(Figure record extracts)
[start]
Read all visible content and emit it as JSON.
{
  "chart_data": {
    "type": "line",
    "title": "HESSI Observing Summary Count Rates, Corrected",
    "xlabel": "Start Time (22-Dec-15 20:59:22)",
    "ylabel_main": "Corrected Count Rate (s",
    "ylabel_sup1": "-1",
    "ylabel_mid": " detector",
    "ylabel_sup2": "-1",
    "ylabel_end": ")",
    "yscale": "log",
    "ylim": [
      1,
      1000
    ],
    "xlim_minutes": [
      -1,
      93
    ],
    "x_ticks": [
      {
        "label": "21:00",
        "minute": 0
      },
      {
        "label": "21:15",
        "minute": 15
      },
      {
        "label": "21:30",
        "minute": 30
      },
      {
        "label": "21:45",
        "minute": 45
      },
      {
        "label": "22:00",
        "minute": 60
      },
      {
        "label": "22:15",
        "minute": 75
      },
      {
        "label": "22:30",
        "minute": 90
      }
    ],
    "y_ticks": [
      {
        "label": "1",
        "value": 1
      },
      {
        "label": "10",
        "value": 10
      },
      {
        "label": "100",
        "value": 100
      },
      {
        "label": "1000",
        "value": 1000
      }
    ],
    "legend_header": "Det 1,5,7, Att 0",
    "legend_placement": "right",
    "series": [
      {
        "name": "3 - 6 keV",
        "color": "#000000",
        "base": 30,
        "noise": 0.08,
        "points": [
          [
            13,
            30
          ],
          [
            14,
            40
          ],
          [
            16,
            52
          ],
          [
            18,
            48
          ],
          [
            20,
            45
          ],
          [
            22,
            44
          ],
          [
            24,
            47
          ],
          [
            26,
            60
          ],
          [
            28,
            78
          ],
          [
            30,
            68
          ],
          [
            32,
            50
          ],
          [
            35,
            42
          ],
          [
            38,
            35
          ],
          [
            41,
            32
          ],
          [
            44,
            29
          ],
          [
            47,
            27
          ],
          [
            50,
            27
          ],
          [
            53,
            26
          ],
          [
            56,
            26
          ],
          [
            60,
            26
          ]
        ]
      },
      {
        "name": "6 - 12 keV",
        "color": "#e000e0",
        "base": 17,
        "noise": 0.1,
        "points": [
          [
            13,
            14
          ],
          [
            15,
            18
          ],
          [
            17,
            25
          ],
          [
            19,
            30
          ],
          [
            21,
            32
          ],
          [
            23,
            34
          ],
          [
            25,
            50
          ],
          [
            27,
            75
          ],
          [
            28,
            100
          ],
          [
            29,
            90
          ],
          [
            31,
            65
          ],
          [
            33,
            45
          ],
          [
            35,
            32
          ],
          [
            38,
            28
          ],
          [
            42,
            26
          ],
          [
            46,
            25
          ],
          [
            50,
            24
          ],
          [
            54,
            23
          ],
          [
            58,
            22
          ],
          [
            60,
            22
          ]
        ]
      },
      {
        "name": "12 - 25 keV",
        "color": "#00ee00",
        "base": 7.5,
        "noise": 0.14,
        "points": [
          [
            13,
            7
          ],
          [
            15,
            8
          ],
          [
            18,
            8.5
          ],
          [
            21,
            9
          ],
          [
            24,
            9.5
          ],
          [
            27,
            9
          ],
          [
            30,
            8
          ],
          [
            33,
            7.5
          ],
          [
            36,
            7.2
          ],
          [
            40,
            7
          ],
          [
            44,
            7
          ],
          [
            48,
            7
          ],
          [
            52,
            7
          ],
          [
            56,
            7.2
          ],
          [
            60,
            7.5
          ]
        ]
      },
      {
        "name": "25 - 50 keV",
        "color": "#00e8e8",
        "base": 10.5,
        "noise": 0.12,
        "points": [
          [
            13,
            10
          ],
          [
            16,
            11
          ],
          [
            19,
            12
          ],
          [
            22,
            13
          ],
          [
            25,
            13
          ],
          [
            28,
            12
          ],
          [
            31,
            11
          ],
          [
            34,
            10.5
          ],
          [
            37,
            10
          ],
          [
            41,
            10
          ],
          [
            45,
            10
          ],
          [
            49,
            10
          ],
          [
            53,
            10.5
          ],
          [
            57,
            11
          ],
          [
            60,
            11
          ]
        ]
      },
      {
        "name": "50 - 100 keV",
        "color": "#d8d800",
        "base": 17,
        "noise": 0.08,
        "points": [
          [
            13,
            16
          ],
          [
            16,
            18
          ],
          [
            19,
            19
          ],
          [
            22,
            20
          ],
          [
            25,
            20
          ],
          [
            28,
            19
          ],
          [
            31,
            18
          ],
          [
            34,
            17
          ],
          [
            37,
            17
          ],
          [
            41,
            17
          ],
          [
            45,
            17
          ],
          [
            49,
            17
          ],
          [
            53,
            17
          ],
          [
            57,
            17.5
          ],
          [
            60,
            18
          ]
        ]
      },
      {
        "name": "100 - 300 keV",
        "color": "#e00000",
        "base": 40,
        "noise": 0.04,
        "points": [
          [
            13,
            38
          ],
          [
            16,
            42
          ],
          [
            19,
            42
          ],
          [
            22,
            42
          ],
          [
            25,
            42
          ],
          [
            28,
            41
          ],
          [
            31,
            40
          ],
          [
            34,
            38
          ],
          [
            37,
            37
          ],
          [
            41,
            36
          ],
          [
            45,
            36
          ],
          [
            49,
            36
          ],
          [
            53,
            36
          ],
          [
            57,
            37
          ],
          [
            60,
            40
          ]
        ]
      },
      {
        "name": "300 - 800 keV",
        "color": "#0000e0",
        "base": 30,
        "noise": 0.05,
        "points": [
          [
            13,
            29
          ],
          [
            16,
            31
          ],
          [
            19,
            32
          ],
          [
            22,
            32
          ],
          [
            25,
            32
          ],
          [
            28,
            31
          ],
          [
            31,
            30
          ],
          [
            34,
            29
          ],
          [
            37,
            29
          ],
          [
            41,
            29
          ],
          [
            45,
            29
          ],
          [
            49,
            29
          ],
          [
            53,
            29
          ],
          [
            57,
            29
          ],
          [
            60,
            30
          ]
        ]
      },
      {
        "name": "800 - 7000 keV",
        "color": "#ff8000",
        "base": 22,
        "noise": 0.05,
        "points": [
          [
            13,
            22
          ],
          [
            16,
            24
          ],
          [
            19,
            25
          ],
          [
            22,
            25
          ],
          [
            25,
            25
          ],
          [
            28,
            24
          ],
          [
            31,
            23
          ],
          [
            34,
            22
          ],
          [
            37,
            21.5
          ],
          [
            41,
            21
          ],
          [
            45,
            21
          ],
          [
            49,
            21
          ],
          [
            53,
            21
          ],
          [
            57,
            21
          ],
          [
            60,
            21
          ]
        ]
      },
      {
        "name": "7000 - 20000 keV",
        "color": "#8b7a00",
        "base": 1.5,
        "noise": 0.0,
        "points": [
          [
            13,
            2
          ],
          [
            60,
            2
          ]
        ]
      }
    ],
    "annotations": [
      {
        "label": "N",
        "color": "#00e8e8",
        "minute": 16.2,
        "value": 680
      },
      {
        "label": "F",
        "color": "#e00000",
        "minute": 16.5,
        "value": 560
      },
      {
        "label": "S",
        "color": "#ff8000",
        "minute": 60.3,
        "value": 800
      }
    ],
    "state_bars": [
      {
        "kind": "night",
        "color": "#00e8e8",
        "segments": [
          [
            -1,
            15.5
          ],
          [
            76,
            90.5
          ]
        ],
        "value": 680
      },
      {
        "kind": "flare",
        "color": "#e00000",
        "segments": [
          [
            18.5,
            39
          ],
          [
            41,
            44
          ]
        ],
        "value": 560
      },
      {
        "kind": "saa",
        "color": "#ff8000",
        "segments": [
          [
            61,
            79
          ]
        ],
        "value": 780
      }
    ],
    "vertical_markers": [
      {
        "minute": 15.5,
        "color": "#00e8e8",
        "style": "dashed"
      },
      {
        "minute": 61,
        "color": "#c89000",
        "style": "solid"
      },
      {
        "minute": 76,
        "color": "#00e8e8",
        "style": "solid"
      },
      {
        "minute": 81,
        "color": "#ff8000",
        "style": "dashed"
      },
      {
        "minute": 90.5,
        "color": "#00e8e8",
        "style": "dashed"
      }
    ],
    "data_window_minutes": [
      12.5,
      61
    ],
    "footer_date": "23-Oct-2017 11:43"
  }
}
[end]
What to work on ->
Where a line of the records above holds the word "Corrected", copy that line.

Expected answer ->
    "title": "HESSI Observing Summary Count Rates, Corrected",
    "ylabel_main": "Corrected Count Rate (s",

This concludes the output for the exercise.